→ TASK BRIEF
Below is some material; transcribe all of it exactly.

(Data records)

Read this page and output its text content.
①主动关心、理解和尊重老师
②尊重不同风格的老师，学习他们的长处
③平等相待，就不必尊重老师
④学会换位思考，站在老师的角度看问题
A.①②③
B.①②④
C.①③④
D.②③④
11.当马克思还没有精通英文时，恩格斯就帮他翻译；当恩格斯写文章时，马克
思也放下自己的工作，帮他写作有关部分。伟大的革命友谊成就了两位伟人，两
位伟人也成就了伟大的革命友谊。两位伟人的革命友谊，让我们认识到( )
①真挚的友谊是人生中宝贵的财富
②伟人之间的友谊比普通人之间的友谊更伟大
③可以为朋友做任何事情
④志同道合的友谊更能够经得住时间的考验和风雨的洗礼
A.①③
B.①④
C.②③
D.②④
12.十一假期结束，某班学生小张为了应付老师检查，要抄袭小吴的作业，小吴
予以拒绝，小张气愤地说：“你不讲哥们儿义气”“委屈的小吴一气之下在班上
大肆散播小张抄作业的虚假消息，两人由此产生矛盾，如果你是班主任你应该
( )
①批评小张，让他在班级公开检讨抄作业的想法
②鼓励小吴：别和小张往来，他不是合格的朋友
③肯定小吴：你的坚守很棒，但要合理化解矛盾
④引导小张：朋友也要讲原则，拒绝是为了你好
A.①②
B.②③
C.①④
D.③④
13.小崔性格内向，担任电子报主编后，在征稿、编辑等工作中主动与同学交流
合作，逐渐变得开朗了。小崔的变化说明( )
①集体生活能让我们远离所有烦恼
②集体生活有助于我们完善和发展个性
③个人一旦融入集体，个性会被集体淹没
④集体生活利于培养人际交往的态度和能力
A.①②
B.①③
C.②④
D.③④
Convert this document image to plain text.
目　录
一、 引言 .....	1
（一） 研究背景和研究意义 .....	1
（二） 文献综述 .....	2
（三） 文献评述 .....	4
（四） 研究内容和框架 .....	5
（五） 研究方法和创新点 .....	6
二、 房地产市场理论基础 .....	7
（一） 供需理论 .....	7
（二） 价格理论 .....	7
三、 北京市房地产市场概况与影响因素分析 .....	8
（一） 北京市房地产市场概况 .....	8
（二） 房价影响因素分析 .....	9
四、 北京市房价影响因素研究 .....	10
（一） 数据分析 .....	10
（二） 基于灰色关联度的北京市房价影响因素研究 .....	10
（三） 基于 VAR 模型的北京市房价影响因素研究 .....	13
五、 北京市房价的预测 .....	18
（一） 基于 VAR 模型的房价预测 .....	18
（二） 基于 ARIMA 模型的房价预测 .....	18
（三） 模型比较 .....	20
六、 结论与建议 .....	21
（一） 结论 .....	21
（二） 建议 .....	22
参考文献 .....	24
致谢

→ RESULT OF THE EXERCISE
Read this page and output its text content.
①主动关心、理解和尊重老师
②尊重不同风格的老师，学习他们的长处
③平等相待，就不必尊重老师
④学会换位思考，站在老师的角度看问题
A.①②③
B.①②④
C.①③④
D.②③④
11.当马克思还没有精通英文时，恩格斯就帮他翻译；当恩格斯写文章时，马克
思也放下自己的工作，帮他写作有关部分。伟大的革命友谊成就了两位伟人，两
位伟人也成就了伟大的革命友谊。两位伟人的革命友谊，让我们认识到( )
①真挚的友谊是人生中宝贵的财富
②伟人之间的友谊比普通人之间的友谊更伟大
③可以为朋友做任何事情
④志同道合的友谊更能够经得住时间的考验和风雨的洗礼
A.①③
B.①④
C.②③
D.②④
12.十一假期结束，某班学生小张为了应付老师检查，要抄袭小吴的作业，小吴
予以拒绝，小张气愤地说：“你不讲哥们儿义气”“委屈的小吴一气之下在班上
大肆散播小张抄作业的虚假消息，两人由此产生矛盾，如果你是班主任你应该
( )
①批评小张，让他在班级公开检讨抄作业的想法
②鼓励小吴：别和小张往来，他不是合格的朋友
③肯定小吴：你的坚守很棒，但要合理化解矛盾
④引导小张：朋友也要讲原则，拒绝是为了你好
A.①②
B.②③
C.①④
D.③④
13.小崔性格内向，担任电子报主编后，在征稿、编辑等工作中主动与同学交流
合作，逐渐变得开朗了。小崔的变化说明( )
①集体生活能让我们远离所有烦恼
②集体生活有助于我们完善和发展个性
③个人一旦融入集体，个性会被集体淹没
④集体生活利于培养人际交往的态度和能力
A.①②
B.①③
C.②④
D.③④
Convert this document image to plain text.
目　录
一、 引言 .....	1
（一） 研究背景和研究意义 .....	1
（二） 文献综述 .....	2
（三） 文献评述 .....	4
（四） 研究内容和框架 .....	5
（五） 研究方法和创新点 .....	6
二、 房地产市场理论基础 .....	7
（一） 供需理论 .....	7
（二） 价格理论 .....	7
三、 北京市房地产市场概况与影响因素分析 .....	8
（一） 北京市房地产市场概况 .....	8
（二） 房价影响因素分析 .....	9
四、 北京市房价影响因素研究 .....	10
（一） 数据分析 .....	10
（二） 基于灰色关联度的北京市房价影响因素研究 .....	10
（三） 基于 VAR 模型的北京市房价影响因素研究 .....	13
五、 北京市房价的预测 .....	18
（一） 基于 VAR 模型的房价预测 .....	18
（二） 基于 ARIMA 模型的房价预测 .....	18
（三） 模型比较 .....	20
六、 结论与建议 .....	21
（一） 结论 .....	21
（二） 建议 .....	22
参考文献 .....	24
致谢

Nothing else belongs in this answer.